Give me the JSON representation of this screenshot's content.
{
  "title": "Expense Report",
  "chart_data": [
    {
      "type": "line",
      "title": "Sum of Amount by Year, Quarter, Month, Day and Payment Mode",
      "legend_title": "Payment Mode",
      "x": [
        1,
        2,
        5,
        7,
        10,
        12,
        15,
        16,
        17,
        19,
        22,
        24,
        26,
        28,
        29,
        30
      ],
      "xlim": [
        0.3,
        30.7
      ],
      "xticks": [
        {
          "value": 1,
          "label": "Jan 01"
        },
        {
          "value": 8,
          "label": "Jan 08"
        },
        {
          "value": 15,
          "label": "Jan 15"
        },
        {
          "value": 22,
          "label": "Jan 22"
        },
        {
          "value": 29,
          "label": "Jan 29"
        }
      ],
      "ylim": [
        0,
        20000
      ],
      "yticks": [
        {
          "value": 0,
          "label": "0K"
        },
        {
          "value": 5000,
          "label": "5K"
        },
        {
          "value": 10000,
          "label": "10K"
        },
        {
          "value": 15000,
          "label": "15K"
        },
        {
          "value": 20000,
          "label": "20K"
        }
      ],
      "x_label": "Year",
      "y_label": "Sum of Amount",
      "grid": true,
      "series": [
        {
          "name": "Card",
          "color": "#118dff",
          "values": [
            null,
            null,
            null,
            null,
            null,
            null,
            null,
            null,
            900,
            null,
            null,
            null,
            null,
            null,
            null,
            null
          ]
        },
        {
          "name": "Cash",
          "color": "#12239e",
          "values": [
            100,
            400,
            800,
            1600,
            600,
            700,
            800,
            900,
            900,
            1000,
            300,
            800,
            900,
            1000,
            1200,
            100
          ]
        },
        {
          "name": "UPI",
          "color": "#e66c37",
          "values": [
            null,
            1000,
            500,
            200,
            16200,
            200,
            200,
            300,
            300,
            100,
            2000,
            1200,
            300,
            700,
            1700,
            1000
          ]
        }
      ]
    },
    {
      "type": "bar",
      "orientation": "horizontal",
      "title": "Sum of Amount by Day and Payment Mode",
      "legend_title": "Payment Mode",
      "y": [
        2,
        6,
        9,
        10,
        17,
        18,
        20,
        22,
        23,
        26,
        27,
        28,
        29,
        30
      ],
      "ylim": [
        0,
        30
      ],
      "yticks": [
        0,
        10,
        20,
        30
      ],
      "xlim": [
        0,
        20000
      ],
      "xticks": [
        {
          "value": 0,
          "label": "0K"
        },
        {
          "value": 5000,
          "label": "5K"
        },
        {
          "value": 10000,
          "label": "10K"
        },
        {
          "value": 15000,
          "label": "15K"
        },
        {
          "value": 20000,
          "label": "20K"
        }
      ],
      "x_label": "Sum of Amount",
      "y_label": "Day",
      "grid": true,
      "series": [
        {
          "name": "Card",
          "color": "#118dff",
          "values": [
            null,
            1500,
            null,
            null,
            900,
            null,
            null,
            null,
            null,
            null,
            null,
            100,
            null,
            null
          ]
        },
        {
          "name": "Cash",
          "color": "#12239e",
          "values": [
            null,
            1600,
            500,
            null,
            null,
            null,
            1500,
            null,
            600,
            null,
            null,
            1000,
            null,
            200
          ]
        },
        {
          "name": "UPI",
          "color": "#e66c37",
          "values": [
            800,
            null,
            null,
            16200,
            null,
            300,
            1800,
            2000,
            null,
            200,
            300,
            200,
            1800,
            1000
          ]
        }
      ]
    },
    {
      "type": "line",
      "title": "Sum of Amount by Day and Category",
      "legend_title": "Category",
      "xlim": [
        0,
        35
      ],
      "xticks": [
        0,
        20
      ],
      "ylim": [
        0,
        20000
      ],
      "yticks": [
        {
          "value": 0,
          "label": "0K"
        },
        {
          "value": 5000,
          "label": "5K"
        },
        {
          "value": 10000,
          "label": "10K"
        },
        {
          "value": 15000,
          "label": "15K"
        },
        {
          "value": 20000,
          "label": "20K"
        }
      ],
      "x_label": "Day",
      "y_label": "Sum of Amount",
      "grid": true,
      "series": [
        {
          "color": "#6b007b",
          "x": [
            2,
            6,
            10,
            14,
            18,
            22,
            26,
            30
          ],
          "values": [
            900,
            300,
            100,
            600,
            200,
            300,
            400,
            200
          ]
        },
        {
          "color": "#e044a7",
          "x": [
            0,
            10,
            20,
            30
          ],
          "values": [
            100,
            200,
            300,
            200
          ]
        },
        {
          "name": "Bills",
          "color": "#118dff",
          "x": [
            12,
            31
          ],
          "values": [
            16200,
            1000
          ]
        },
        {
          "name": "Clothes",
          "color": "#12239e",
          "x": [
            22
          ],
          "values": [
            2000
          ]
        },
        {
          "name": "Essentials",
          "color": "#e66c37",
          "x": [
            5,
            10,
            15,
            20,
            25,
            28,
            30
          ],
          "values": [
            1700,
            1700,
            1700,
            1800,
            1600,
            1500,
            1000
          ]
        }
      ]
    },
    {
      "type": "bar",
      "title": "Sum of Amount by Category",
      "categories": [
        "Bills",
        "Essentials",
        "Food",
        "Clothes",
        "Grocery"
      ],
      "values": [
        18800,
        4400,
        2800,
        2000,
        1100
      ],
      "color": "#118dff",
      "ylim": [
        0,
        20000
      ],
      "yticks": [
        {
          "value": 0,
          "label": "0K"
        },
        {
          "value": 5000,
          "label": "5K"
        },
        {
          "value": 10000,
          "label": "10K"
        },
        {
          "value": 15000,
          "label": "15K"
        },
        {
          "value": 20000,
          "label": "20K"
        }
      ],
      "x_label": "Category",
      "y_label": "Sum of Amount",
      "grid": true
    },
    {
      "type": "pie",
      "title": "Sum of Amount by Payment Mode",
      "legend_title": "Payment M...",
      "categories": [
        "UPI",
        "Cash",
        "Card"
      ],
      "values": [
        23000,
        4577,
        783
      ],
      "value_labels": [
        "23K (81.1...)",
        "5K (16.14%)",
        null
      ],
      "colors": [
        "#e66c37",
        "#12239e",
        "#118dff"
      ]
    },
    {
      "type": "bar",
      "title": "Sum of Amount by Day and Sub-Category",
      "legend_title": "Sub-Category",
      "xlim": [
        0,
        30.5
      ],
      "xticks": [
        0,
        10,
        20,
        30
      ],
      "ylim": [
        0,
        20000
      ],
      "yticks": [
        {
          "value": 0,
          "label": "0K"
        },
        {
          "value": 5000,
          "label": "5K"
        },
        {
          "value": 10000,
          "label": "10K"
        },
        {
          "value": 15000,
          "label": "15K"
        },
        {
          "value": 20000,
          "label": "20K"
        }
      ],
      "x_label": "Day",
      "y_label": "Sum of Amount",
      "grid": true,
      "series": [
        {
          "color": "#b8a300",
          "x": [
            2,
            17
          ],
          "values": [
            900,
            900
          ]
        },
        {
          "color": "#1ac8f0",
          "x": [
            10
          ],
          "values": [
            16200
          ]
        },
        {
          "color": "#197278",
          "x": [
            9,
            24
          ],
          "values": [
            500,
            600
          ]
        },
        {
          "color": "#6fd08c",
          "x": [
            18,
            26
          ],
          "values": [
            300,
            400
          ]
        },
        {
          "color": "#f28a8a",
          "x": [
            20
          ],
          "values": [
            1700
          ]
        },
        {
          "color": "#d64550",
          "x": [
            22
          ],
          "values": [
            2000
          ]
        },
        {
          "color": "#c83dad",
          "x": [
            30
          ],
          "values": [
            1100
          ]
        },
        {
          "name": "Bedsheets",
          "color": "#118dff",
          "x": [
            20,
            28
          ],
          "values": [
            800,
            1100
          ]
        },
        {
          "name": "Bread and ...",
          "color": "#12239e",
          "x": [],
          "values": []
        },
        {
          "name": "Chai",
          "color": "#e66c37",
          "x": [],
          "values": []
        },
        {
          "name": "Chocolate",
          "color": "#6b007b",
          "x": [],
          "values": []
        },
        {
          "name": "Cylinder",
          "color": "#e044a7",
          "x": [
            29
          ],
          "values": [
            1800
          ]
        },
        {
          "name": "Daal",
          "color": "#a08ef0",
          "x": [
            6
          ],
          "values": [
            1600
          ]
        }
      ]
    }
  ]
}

■ Given request
Return all lines containing the word "Year".

■ Answer for the task
      "title": "Sum of Amount by Year, Quarter, Month, Day and Payment Mode",
      "x_label": "Year",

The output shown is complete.